*EXERCISE INSTRUCTIONS:* Write out exactly the lines running from the one that contains "Transcribe the text in this document." through the end of the material.

*DATASET EXCERPTS:*
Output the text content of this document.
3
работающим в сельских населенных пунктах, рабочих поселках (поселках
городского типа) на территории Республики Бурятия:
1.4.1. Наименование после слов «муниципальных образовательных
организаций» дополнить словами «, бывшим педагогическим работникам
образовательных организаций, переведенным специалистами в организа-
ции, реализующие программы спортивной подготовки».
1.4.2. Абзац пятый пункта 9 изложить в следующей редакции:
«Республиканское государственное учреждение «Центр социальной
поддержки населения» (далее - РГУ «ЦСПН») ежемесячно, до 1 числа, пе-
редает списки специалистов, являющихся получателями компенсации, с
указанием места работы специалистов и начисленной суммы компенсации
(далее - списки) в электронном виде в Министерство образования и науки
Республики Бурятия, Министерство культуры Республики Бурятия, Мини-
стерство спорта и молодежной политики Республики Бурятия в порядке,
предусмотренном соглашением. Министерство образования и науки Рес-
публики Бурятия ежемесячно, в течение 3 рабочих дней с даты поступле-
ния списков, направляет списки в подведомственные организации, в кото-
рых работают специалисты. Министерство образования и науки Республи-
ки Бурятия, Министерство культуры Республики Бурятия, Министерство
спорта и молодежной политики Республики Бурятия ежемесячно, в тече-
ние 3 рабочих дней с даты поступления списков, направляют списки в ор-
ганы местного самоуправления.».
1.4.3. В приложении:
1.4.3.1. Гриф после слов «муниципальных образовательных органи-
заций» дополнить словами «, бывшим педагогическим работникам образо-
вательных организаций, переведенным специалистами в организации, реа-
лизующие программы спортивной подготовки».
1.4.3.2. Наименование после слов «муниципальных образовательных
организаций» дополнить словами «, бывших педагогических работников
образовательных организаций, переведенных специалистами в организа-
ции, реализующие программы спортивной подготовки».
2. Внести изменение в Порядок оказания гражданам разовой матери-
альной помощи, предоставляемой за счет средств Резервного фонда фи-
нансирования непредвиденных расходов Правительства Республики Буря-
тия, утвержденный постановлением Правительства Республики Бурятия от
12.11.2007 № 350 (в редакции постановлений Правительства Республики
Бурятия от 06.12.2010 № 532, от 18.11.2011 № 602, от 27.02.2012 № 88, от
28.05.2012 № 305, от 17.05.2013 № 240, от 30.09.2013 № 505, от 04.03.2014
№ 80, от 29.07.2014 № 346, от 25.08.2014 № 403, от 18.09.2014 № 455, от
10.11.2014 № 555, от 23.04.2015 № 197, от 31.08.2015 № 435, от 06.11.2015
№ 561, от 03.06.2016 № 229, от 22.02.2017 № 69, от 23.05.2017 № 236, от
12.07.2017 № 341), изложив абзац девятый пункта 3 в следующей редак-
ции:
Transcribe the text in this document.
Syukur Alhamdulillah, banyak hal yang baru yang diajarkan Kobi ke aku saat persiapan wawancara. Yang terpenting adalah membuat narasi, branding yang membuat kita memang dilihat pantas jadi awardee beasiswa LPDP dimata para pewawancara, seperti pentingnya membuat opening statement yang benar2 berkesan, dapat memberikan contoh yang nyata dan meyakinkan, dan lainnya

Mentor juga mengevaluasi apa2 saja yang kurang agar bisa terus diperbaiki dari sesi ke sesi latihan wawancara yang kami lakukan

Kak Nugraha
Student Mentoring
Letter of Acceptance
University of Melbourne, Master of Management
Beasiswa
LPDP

*OUTPUT OF THE TASK:*
Transcribe the text in this document.
Syukur Alhamdulillah, banyak hal yang baru yang diajarkan Kobi ke aku saat persiapan wawancara. Yang terpenting adalah membuat narasi, branding yang membuat kita memang dilihat pantas jadi awardee beasiswa LPDP dimata para pewawancara, seperti pentingnya membuat opening statement yang benar2 berkesan, dapat memberikan contoh yang nyata dan meyakinkan, dan lainnya

Mentor juga mengevaluasi apa2 saja yang kurang agar bisa terus diperbaiki dari sesi ke sesi latihan wawancara yang kami lakukan

Kak Nugraha
Student Mentoring
Letter of Acceptance
University of Melbourne, Master of Management
Beasiswa
LPDP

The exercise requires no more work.